What this task involves
Transcribe each line of the material as it is, and drop any picture.

Data supplied
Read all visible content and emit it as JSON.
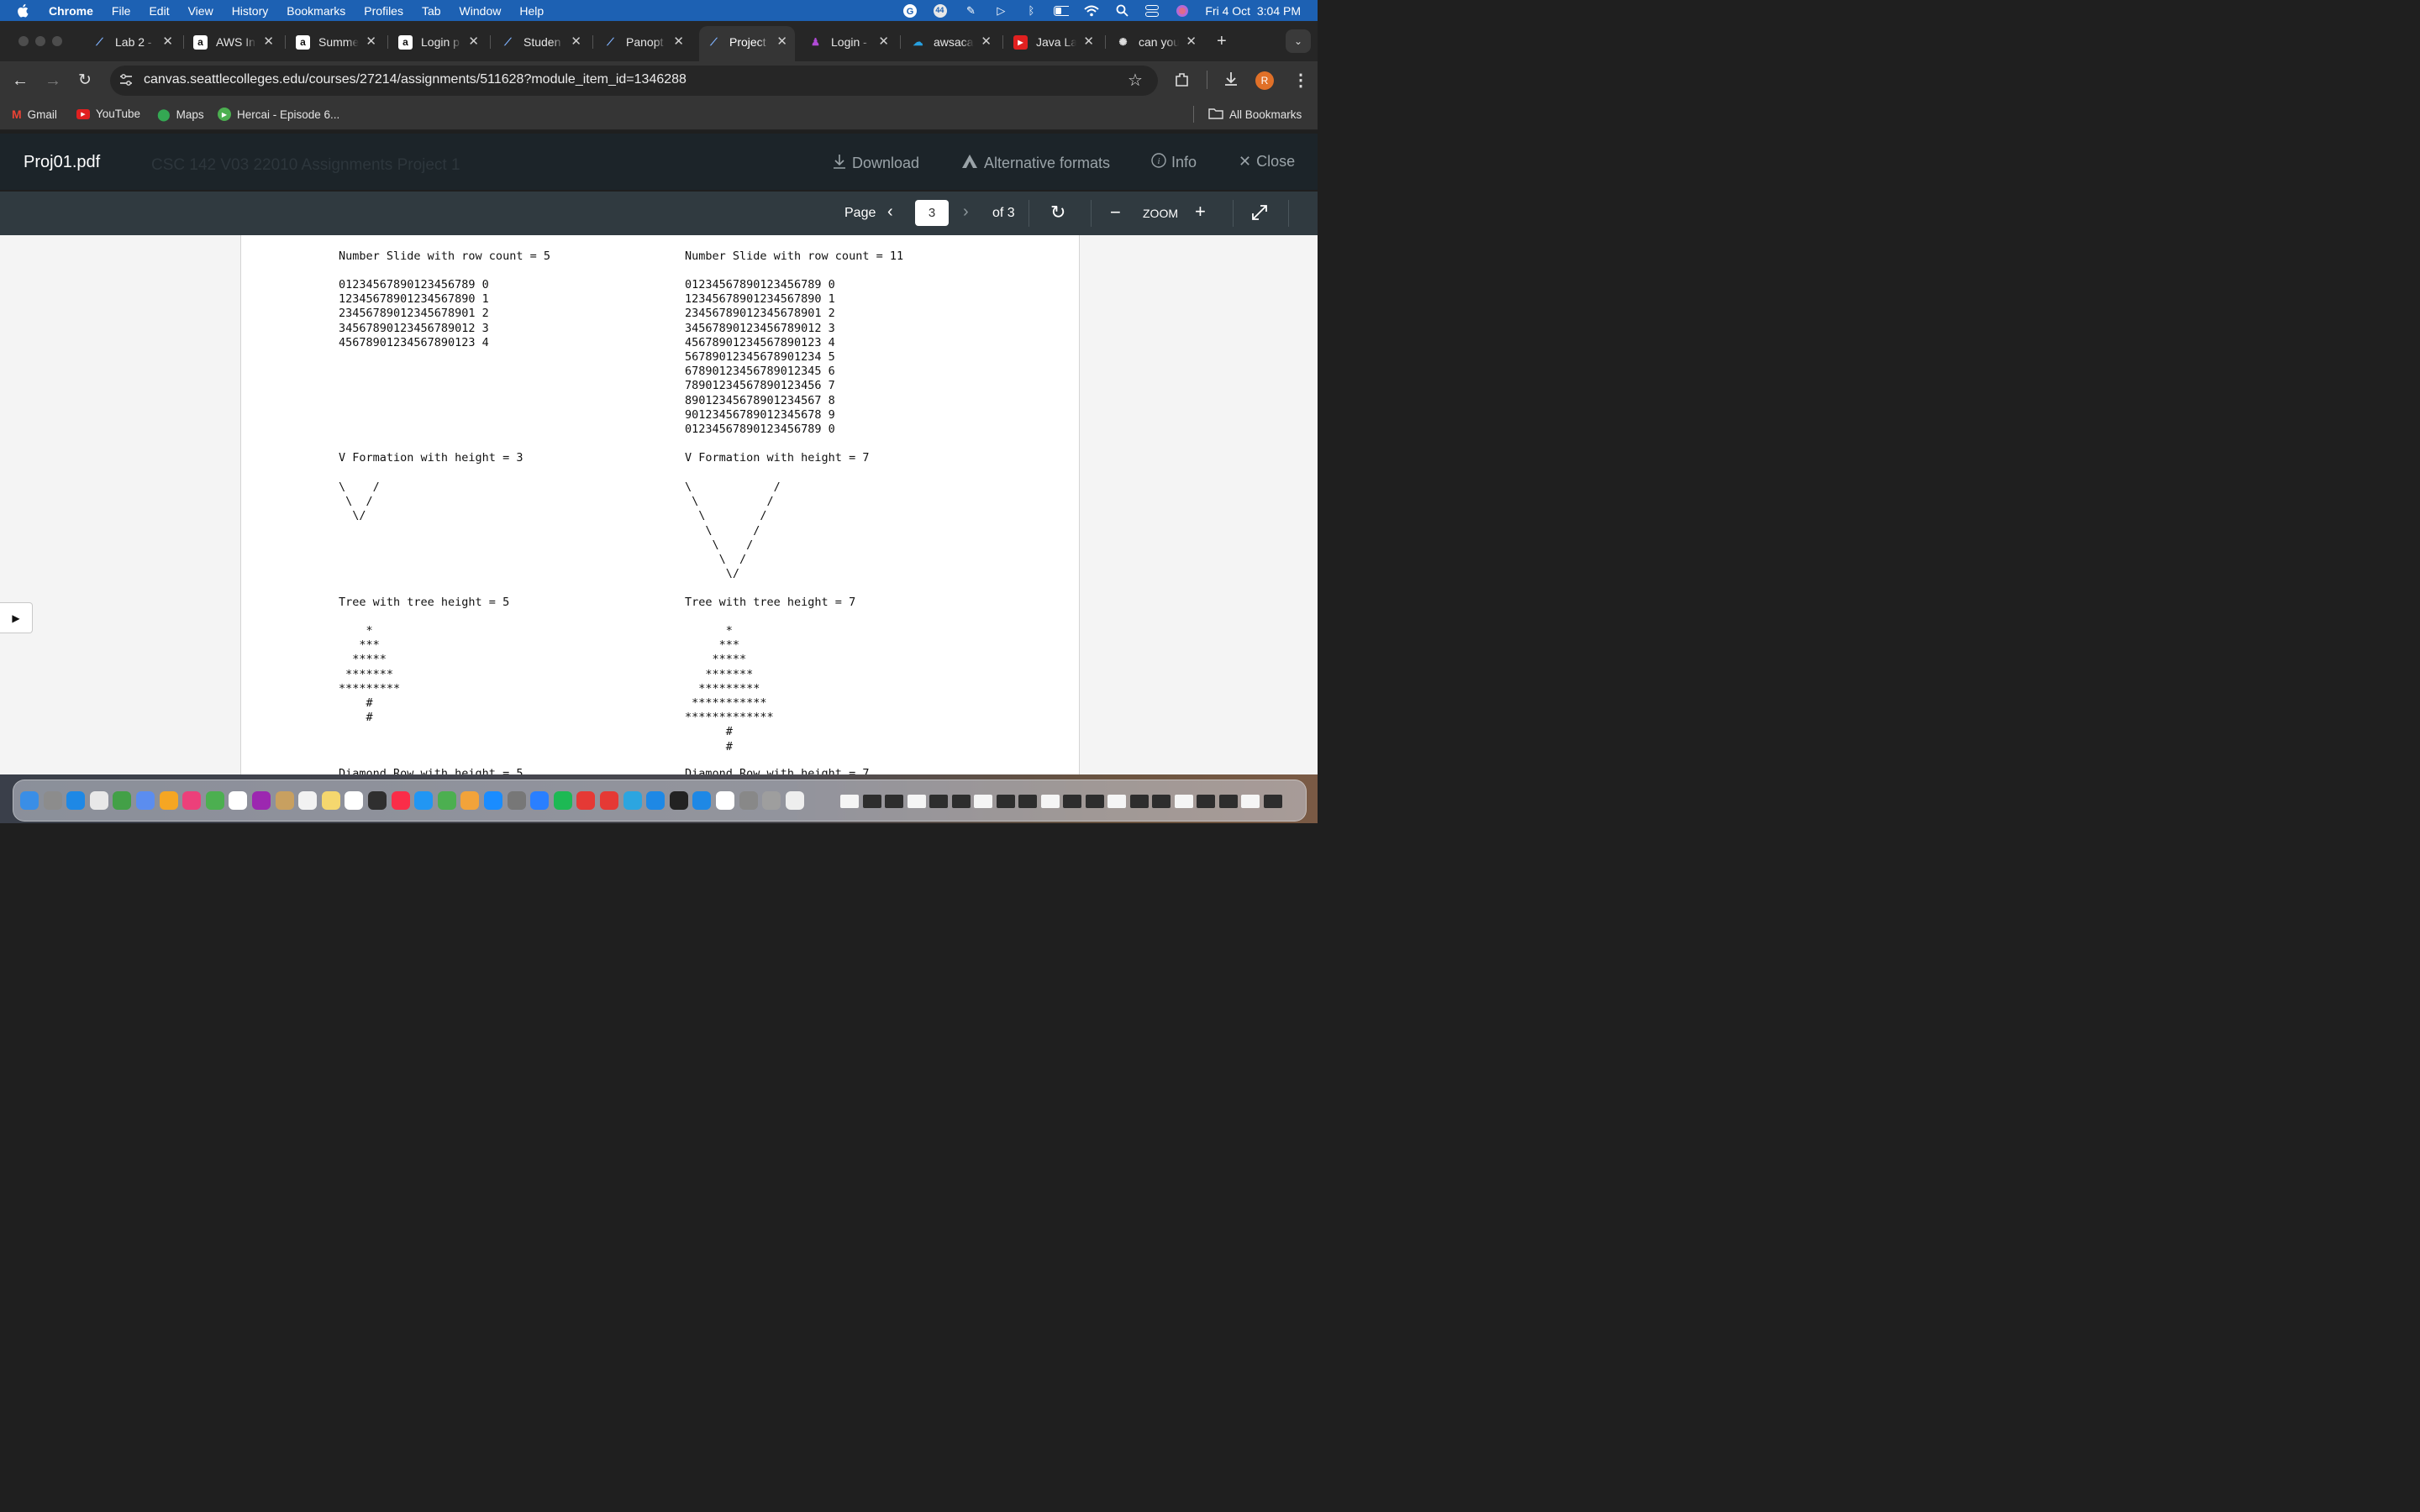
{
  "menubar": {
    "app": "Chrome",
    "items": [
      "File",
      "Edit",
      "View",
      "History",
      "Bookmarks",
      "Profiles",
      "Tab",
      "Window",
      "Help"
    ],
    "clock": "Fri 4 Oct  3:04 PM",
    "badge": "44"
  },
  "tabs": [
    {
      "title": "Lab 2 -",
      "icon": "canvas-icon"
    },
    {
      "title": "AWS In",
      "icon": "amazon-icon"
    },
    {
      "title": "Summe",
      "icon": "amazon-icon"
    },
    {
      "title": "Login p",
      "icon": "amazon-icon"
    },
    {
      "title": "Studen",
      "icon": "canvas-icon"
    },
    {
      "title": "Panopt",
      "icon": "canvas-icon"
    },
    {
      "title": "Project",
      "icon": "canvas-icon",
      "active": true
    },
    {
      "title": "Login -",
      "icon": "figure-icon"
    },
    {
      "title": "awsaca",
      "icon": "cloud-icon"
    },
    {
      "title": "Java La",
      "icon": "youtube-icon"
    },
    {
      "title": "can you",
      "icon": "ai-icon"
    }
  ],
  "address": {
    "url": "canvas.seattlecolleges.edu/courses/27214/assignments/511628?module_item_id=1346288"
  },
  "profile_initial": "R",
  "bookmarks": [
    {
      "label": "Gmail",
      "icon": "gmail-icon"
    },
    {
      "label": "YouTube",
      "icon": "youtube-icon"
    },
    {
      "label": "Maps",
      "icon": "maps-icon"
    },
    {
      "label": "Hercai - Episode 6...",
      "icon": "play-icon"
    }
  ],
  "all_bookmarks": "All Bookmarks",
  "viewer_header": {
    "file": "Proj01.pdf",
    "ghost_breadcrumb": "CSC 142 V03 22010    Assignments    Project 1",
    "download": "Download",
    "alt_formats": "Alternative formats",
    "info": "Info",
    "close": "Close"
  },
  "pdf_toolbar": {
    "page_label": "Page",
    "page": "3",
    "of": "of 3",
    "zoom": "ZOOM"
  },
  "document": {
    "left": {
      "slide_title": "Number Slide with row count = 5",
      "slide": "01234567890123456789 0\n12345678901234567890 1\n23456789012345678901 2\n34567890123456789012 3\n45678901234567890123 4",
      "v_title": "V Formation with height = 3",
      "v": "\\    /\n \\  /\n  \\/",
      "tree_title": "Tree with tree height = 5",
      "tree": "    *\n   ***\n  *****\n *******\n*********\n    #\n    #",
      "next_title": "Diamond Row with height = 5"
    },
    "right": {
      "slide_title": "Number Slide with row count = 11",
      "slide": "01234567890123456789 0\n12345678901234567890 1\n23456789012345678901 2\n34567890123456789012 3\n45678901234567890123 4\n56789012345678901234 5\n67890123456789012345 6\n78901234567890123456 7\n89012345678901234567 8\n90123456789012345678 9\n01234567890123456789 0",
      "v_title": "V Formation with height = 7",
      "v": "\\            /\n \\          /\n  \\        /\n   \\      /\n    \\    /\n     \\  /\n      \\/",
      "tree_title": "Tree with tree height = 7",
      "tree": "      *\n     ***\n    *****\n   *******\n  *********\n ***********\n*************\n      #\n      #",
      "next_title": "Diamond Row with height = 7"
    }
  },
  "dock_badge_calendar": "4",
  "colors": {
    "menubar": "#1d61b3",
    "canvas_header": "#1c2429",
    "pdf_toolbar": "#303a40"
  }
}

Answer to the problem
Read all visible content and emit it as JSON.
{
  "menubar": {
    "app": "Chrome",
    "items": [
      "File",
      "Edit",
      "View",
      "History",
      "Bookmarks",
      "Profiles",
      "Tab",
      "Window",
      "Help"
    ],
    "clock": "Fri 4 Oct  3:04 PM",
    "badge": "44"
  },
  "tabs": [
    {
      "title": "Lab 2 -",
      "icon": "canvas-icon"
    },
    {
      "title": "AWS In",
      "icon": "amazon-icon"
    },
    {
      "title": "Summe",
      "icon": "amazon-icon"
    },
    {
      "title": "Login p",
      "icon": "amazon-icon"
    },
    {
      "title": "Studen",
      "icon": "canvas-icon"
    },
    {
      "title": "Panopt",
      "icon": "canvas-icon"
    },
    {
      "title": "Project",
      "icon": "canvas-icon",
      "active": true
    },
    {
      "title": "Login -",
      "icon": "figure-icon"
    },
    {
      "title": "awsaca",
      "icon": "cloud-icon"
    },
    {
      "title": "Java La",
      "icon": "youtube-icon"
    },
    {
      "title": "can you",
      "icon": "ai-icon"
    }
  ],
  "address": {
    "url": "canvas.seattlecolleges.edu/courses/27214/assignments/511628?module_item_id=1346288"
  },
  "profile_initial": "R",
  "bookmarks": [
    {
      "label": "Gmail",
      "icon": "gmail-icon"
    },
    {
      "label": "YouTube",
      "icon": "youtube-icon"
    },
    {
      "label": "Maps",
      "icon": "maps-icon"
    },
    {
      "label": "Hercai - Episode 6...",
      "icon": "play-icon"
    }
  ],
  "all_bookmarks": "All Bookmarks",
  "viewer_header": {
    "file": "Proj01.pdf",
    "ghost_breadcrumb": "CSC 142 V03 22010    Assignments    Project 1",
    "download": "Download",
    "alt_formats": "Alternative formats",
    "info": "Info",
    "close": "Close"
  },
  "pdf_toolbar": {
    "page_label": "Page",
    "page": "3",
    "of": "of 3",
    "zoom": "ZOOM"
  },
  "document": {
    "left": {
      "slide_title": "Number Slide with row count = 5",
      "slide": "01234567890123456789 0\n12345678901234567890 1\n23456789012345678901 2\n34567890123456789012 3\n45678901234567890123 4",
      "v_title": "V Formation with height = 3",
      "v": "\\    /\n \\  /\n  \\/",
      "tree_title": "Tree with tree height = 5",
      "tree": "    *\n   ***\n  *****\n *******\n*********\n    #\n    #",
      "next_title": "Diamond Row with height = 5"
    },
    "right": {
      "slide_title": "Number Slide with row count = 11",
      "slide": "01234567890123456789 0\n12345678901234567890 1\n23456789012345678901 2\n34567890123456789012 3\n45678901234567890123 4\n56789012345678901234 5\n67890123456789012345 6\n78901234567890123456 7\n89012345678901234567 8\n90123456789012345678 9\n01234567890123456789 0",
      "v_title": "V Formation with height = 7",
      "v": "\\            /\n \\          /\n  \\        /\n   \\      /\n    \\    /\n     \\  /\n      \\/",
      "tree_title": "Tree with tree height = 7",
      "tree": "      *\n     ***\n    *****\n   *******\n  *********\n ***********\n*************\n      #\n      #",
      "next_title": "Diamond Row with height = 7"
    }
  },
  "dock_badge_calendar": "4",
  "colors": {
    "menubar": "#1d61b3",
    "canvas_header": "#1c2429",
    "pdf_toolbar": "#303a40"
  }
}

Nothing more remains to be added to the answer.